* [Challenge] Retype the records exactly, starting at the first line of the records and ending after the line that contains "svg-text:300: 300 xyxy=(266,58,281,68)".

* [Exercise data]
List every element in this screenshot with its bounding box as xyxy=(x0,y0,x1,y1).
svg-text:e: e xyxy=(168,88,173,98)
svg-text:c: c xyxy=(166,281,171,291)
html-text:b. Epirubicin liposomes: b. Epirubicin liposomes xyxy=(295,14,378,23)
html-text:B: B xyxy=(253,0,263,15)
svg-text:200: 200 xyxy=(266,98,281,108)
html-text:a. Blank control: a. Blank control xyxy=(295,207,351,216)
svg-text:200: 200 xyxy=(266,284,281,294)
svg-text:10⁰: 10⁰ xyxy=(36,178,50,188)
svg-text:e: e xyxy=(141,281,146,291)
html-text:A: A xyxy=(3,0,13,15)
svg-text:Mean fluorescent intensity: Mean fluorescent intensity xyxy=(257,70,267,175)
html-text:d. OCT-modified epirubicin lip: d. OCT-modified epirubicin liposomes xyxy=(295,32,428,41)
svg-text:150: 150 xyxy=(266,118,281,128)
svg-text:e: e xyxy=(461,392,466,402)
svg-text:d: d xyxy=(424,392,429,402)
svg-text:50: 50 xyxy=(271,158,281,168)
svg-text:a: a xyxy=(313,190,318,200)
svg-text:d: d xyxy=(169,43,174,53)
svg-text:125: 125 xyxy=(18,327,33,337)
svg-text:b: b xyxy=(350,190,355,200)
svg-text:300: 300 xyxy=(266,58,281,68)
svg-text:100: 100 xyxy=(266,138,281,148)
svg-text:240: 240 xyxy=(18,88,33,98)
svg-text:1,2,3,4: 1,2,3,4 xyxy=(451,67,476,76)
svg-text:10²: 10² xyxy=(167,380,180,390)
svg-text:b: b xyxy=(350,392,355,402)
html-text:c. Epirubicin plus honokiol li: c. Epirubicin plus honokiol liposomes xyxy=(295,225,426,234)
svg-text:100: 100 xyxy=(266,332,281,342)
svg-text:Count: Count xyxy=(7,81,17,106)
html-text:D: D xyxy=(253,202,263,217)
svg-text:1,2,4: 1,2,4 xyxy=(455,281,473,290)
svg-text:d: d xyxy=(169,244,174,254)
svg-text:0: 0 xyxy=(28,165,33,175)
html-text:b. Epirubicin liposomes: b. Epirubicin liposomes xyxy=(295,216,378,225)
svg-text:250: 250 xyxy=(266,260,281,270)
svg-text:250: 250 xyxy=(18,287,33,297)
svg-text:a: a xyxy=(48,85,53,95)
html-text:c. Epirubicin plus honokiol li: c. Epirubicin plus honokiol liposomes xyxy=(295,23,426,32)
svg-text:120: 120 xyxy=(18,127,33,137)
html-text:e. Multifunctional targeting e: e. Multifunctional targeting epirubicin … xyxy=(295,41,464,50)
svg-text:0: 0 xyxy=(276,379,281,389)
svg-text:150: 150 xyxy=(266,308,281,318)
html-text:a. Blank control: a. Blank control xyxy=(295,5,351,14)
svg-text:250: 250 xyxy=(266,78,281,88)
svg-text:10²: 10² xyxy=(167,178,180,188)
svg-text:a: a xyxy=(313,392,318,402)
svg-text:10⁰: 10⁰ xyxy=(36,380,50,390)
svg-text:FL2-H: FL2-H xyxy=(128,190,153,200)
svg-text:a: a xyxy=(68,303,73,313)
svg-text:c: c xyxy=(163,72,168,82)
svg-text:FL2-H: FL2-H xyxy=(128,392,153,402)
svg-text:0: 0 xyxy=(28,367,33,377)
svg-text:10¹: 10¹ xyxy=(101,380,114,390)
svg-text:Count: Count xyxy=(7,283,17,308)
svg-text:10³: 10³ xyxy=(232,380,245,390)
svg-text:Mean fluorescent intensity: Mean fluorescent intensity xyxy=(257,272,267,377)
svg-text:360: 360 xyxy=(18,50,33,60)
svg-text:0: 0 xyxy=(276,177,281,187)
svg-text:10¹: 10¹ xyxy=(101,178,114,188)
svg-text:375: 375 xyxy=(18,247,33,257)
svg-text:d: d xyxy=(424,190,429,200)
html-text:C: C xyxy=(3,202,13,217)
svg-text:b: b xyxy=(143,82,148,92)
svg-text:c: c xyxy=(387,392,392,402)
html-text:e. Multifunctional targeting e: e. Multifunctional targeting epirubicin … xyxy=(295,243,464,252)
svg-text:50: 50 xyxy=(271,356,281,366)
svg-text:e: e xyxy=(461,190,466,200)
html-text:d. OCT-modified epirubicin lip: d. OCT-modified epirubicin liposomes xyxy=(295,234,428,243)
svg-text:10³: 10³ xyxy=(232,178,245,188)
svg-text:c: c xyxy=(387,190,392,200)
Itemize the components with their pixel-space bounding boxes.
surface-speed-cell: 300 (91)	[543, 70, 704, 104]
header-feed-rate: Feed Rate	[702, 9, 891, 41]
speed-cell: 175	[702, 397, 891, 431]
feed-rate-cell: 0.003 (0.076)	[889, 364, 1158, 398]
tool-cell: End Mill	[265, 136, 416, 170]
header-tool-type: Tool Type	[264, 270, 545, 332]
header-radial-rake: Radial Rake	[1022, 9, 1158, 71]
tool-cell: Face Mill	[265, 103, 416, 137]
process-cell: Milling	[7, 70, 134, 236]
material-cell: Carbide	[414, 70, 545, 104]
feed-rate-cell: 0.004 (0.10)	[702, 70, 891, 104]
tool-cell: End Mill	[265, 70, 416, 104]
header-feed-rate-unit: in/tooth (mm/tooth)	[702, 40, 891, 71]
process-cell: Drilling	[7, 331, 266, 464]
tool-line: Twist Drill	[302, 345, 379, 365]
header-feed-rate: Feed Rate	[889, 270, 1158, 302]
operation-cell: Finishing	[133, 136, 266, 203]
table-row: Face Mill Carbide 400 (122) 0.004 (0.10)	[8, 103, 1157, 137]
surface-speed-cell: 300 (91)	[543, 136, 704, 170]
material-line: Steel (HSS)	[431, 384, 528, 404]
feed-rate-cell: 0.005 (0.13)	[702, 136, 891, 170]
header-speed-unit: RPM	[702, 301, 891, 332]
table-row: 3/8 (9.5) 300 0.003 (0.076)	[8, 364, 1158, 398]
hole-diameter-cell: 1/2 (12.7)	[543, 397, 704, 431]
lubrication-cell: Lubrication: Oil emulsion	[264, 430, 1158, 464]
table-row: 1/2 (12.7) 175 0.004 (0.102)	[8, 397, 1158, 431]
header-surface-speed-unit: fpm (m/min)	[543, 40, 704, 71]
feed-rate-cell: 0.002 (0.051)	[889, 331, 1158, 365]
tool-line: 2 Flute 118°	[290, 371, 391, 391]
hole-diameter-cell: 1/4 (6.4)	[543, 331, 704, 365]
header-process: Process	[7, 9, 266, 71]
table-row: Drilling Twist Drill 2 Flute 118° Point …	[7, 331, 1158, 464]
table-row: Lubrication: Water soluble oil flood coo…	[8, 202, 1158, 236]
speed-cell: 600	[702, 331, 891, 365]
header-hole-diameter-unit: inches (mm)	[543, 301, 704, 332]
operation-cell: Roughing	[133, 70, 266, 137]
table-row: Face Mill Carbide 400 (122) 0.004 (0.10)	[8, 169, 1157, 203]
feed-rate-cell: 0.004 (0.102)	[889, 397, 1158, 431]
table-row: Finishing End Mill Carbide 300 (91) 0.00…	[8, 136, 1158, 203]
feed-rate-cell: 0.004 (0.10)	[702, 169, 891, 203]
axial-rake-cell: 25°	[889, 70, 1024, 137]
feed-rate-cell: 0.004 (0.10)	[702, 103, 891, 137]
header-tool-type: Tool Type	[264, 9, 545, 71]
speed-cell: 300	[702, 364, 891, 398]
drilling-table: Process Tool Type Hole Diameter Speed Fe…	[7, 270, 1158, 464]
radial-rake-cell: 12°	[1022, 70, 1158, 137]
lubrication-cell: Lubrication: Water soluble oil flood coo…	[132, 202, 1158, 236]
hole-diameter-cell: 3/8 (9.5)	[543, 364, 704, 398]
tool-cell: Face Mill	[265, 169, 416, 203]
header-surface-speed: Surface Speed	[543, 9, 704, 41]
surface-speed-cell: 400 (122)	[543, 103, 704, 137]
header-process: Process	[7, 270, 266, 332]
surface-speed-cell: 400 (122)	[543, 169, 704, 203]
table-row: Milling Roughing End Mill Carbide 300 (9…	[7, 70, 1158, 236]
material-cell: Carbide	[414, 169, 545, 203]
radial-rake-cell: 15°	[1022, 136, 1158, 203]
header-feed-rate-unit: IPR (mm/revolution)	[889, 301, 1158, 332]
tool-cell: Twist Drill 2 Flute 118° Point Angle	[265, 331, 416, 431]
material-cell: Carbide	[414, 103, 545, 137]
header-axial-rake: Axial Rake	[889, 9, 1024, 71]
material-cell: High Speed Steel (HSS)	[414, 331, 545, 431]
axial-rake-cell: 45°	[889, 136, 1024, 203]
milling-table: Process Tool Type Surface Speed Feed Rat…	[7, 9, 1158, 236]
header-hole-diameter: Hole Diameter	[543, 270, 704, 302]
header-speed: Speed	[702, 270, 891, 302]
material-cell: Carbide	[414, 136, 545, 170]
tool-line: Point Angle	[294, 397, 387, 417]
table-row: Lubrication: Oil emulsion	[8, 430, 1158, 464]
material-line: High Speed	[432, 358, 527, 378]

* [Written answer]
List every element in this screenshot with its bounding box as xyxy=(x0,y0,x1,y1).
svg-text:e: e xyxy=(168,88,173,98)
svg-text:c: c xyxy=(166,281,171,291)
html-text:b. Epirubicin liposomes: b. Epirubicin liposomes xyxy=(295,14,378,23)
html-text:B: B xyxy=(253,0,263,15)
svg-text:200: 200 xyxy=(266,98,281,108)
html-text:a. Blank control: a. Blank control xyxy=(295,207,351,216)
svg-text:200: 200 xyxy=(266,284,281,294)
svg-text:10⁰: 10⁰ xyxy=(36,178,50,188)
svg-text:e: e xyxy=(141,281,146,291)
html-text:A: A xyxy=(3,0,13,15)
svg-text:Mean fluorescent intensity: Mean fluorescent intensity xyxy=(257,70,267,175)
html-text:d. OCT-modified epirubicin lip: d. OCT-modified epirubicin liposomes xyxy=(295,32,428,41)
svg-text:150: 150 xyxy=(266,118,281,128)
svg-text:e: e xyxy=(461,392,466,402)
svg-text:d: d xyxy=(424,392,429,402)
svg-text:50: 50 xyxy=(271,158,281,168)
svg-text:a: a xyxy=(313,190,318,200)
svg-text:d: d xyxy=(169,43,174,53)
svg-text:125: 125 xyxy=(18,327,33,337)
svg-text:b: b xyxy=(350,190,355,200)
svg-text:300: 300 xyxy=(266,58,281,68)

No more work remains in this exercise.